__YOUR INSTRUCTIONS__:
Among the entries, which lines carry the string "τμήμα"? Copy each of them.

__INFORMATION SUPPLIED__:
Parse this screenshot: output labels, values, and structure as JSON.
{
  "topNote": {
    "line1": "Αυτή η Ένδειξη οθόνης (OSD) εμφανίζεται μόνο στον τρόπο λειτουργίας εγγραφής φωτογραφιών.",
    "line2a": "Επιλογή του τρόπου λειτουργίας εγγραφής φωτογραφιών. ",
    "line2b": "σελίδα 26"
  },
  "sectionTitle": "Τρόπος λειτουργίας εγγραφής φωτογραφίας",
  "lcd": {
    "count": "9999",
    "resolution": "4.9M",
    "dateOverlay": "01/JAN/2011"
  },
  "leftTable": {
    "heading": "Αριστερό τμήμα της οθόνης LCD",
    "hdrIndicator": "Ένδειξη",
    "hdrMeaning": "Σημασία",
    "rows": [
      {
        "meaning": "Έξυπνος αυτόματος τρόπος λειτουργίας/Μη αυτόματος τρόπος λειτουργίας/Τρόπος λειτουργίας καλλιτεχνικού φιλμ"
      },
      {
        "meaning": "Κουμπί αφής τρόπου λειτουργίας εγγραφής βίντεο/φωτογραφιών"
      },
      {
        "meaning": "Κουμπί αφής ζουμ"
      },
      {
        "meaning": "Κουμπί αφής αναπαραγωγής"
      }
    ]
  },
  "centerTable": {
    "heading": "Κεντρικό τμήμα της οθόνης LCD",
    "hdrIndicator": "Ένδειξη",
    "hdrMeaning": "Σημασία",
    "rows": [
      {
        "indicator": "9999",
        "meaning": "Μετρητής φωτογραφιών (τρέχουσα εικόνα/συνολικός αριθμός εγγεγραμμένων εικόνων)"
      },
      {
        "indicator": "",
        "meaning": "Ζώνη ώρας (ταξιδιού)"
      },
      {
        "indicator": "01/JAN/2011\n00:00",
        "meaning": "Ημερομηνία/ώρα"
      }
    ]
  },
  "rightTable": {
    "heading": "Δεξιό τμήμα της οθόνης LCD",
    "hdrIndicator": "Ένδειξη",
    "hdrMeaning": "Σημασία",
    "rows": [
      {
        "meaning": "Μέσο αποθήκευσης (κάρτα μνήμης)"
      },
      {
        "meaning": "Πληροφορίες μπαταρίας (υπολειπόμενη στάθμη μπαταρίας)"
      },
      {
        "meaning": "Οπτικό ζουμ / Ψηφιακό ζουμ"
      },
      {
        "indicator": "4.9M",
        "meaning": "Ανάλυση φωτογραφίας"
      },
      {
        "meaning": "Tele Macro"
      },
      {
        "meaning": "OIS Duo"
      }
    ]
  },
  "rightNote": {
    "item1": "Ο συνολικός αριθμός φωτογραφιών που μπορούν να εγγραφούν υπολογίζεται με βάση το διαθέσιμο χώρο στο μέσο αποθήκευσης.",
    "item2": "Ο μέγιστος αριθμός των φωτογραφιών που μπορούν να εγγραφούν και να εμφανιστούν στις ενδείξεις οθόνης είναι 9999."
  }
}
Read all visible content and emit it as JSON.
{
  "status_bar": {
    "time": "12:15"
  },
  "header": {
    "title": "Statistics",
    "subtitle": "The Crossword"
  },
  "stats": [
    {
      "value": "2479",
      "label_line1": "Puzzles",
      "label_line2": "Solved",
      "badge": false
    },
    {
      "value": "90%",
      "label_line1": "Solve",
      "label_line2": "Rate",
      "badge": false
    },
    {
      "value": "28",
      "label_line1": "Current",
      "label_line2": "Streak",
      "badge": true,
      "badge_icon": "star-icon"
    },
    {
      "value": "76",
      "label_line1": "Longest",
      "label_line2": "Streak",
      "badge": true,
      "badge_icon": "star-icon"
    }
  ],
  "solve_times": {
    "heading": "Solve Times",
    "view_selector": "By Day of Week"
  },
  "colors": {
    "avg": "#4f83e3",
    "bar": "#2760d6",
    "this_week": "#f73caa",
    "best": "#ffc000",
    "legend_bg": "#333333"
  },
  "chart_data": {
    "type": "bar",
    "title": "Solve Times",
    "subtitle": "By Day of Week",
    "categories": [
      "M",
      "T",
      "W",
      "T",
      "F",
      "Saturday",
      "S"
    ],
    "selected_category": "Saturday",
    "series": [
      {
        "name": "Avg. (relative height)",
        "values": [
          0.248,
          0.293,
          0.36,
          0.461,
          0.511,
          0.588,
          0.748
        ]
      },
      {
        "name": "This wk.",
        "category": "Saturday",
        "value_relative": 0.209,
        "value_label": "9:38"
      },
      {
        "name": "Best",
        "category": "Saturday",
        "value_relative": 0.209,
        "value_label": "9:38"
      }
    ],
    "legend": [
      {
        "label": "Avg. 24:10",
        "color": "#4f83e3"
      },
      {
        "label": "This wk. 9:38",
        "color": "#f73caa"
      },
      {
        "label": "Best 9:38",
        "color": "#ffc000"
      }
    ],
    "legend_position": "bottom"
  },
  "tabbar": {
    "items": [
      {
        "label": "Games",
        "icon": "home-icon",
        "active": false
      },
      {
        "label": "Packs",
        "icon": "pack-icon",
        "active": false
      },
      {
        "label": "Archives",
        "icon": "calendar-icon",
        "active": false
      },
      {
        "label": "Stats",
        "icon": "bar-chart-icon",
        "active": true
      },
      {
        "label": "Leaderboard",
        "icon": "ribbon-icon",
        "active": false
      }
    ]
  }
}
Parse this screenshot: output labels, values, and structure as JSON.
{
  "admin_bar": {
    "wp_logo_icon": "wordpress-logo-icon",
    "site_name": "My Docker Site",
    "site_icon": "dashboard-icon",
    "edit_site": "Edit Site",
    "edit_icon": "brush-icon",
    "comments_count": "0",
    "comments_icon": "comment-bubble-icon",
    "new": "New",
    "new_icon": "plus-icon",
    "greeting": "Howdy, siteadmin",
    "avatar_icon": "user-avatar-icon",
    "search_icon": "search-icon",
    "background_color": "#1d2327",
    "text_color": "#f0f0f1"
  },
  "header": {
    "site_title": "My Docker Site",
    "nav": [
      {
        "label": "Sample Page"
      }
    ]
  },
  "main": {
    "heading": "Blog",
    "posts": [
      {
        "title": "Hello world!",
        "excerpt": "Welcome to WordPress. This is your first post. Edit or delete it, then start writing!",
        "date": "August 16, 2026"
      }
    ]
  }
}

__SOLUTION TO THIS TASK__:
    "heading": "Αριστερό τμήμα της οθόνης LCD",
    "heading": "Κεντρικό τμήμα της οθόνης LCD",
    "heading": "Δεξιό τμήμα της οθόνης LCD",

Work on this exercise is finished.